### Entries provided
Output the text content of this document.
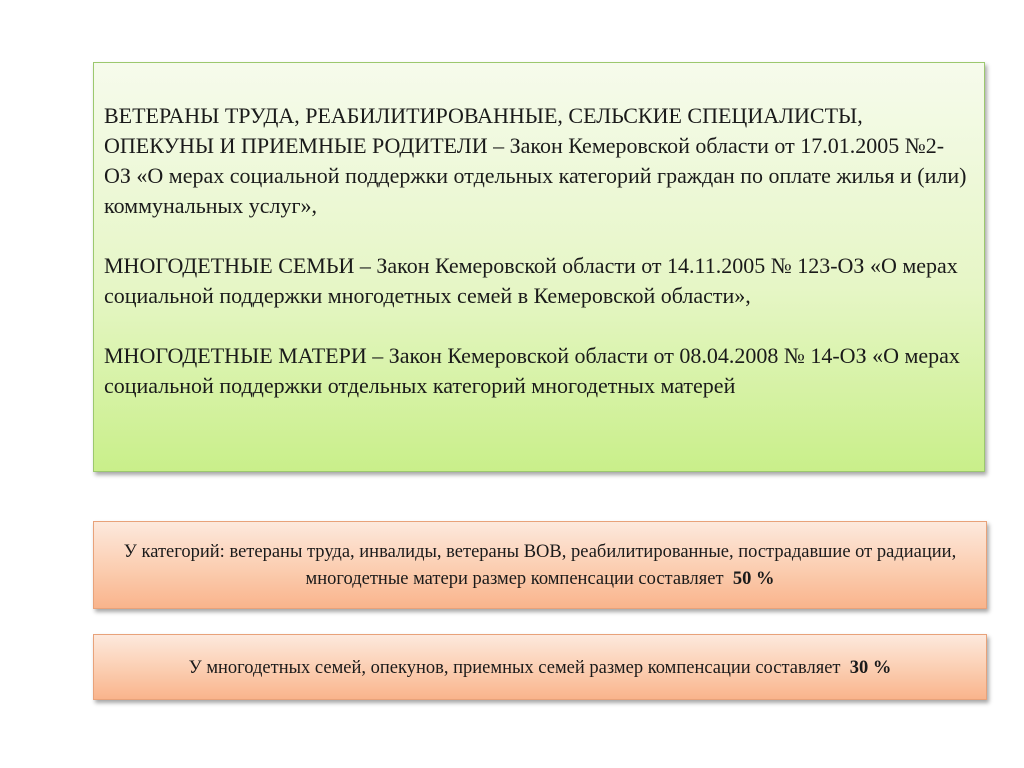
ВЕТЕРАНЫ ТРУДА, РЕАБИЛИТИРОВАННЫЕ, СЕЛЬСКИЕ СПЕЦИАЛИСТЫ, ОПЕКУНЫ И ПРИЕМНЫЕ РОДИТЕЛИ – Закон Кемеровской области от 17.01.2005 №2-ОЗ «О мерах социальной поддержки отдельных категорий граждан по оплате жилья и (или) коммунальных услуг»,

МНОГОДЕТНЫЕ СЕМЬИ – Закон Кемеровской области от 14.11.2005 № 123-ОЗ «О мерах социальной поддержки многодетных семей в Кемеровской области»,

МНОГОДЕТНЫЕ МАТЕРИ – Закон Кемеровской области от 08.04.2008 № 14-ОЗ «О мерах социальной поддержки отдельных категорий многодетных матерей

У категорий: ветераны труда, инвалиды, ветераны ВОВ, реабилитированные, пострадавшие от радиации, многодетные матери размер компенсации составляет  50 %
У многодетных семей, опекунов, приемных семей размер компенсации составляет  30 %
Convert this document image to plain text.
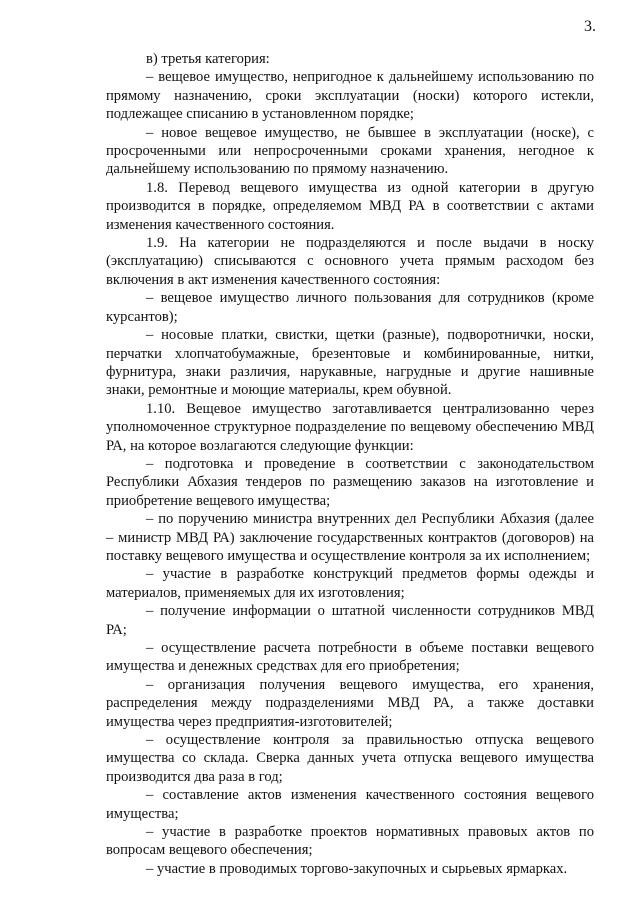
3.

в) третья категория:

– вещевое имущество, непригодное к дальнейшему использованию по прямому назначению, сроки эксплуатации (носки) которого истекли, подлежащее списанию в установленном порядке;

– новое вещевое имущество, не бывшее в эксплуатации (носке), с просроченными или непросроченными сроками хранения, негодное к дальнейшему использованию по прямому назначению.

1.8. Перевод вещевого имущества из одной категории в другую производится в порядке, определяемом МВД РА в соответствии с актами изменения качественного состояния.

1.9. На категории не подразделяются и после выдачи в носку (эксплуатацию) списываются с основного учета прямым расходом без включения в акт изменения качественного состояния:

– вещевое имущество личного пользования для сотрудников (кроме курсантов);

– носовые платки, свистки, щетки (разные), подворотнички, носки, перчатки хлопчатобумажные, брезентовые и комбинированные, нитки, фурнитура, знаки различия, нарукавные, нагрудные и другие нашивные знаки, ремонтные и моющие материалы, крем обувной.

1.10. Вещевое имущество заготавливается централизованно через уполномоченное структурное подразделение по вещевому обеспечению МВД РА, на которое возлагаются следующие функции:

– подготовка и проведение в соответствии с законодательством Республики Абхазия тендеров по размещению заказов на изготовление и приобретение вещевого имущества;

– по поручению министра внутренних дел Республики Абхазия (далее – министр МВД РА) заключение государственных контрактов (договоров) на поставку вещевого имущества и осуществление контроля за их исполнением;

– участие в разработке конструкций предметов формы одежды и материалов, применяемых для их изготовления;

– получение информации о штатной численности сотрудников МВД РА;

– осуществление расчета потребности в объеме поставки вещевого имущества и денежных средствах для его приобретения;

– организация получения вещевого имущества, его хранения, распределения между подразделениями МВД РА, а также доставки имущества через предприятия-изготовителей;

– осуществление контроля за правильностью отпуска вещевого имущества со склада. Сверка данных учета отпуска вещевого имущества производится два раза в год;

– составление актов изменения качественного состояния вещевого имущества;

– участие в разработке проектов нормативных правовых актов по вопросам вещевого обеспечения;

– участие в проводимых торгово-закупочных и сырьевых ярмарках.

### Your task
Extract each line holding the string "порядке".

### Task result
– вещевое имущество, непригодное к дальнейшему использованию по прямому назначению, сроки эксплуатации (носки) которого истекли, подлежащее списанию в установленном порядке;
1.8. Перевод вещевого имущества из одной категории в другую производится в порядке, определяемом МВД РА в соответствии с актами изменения качественного состояния.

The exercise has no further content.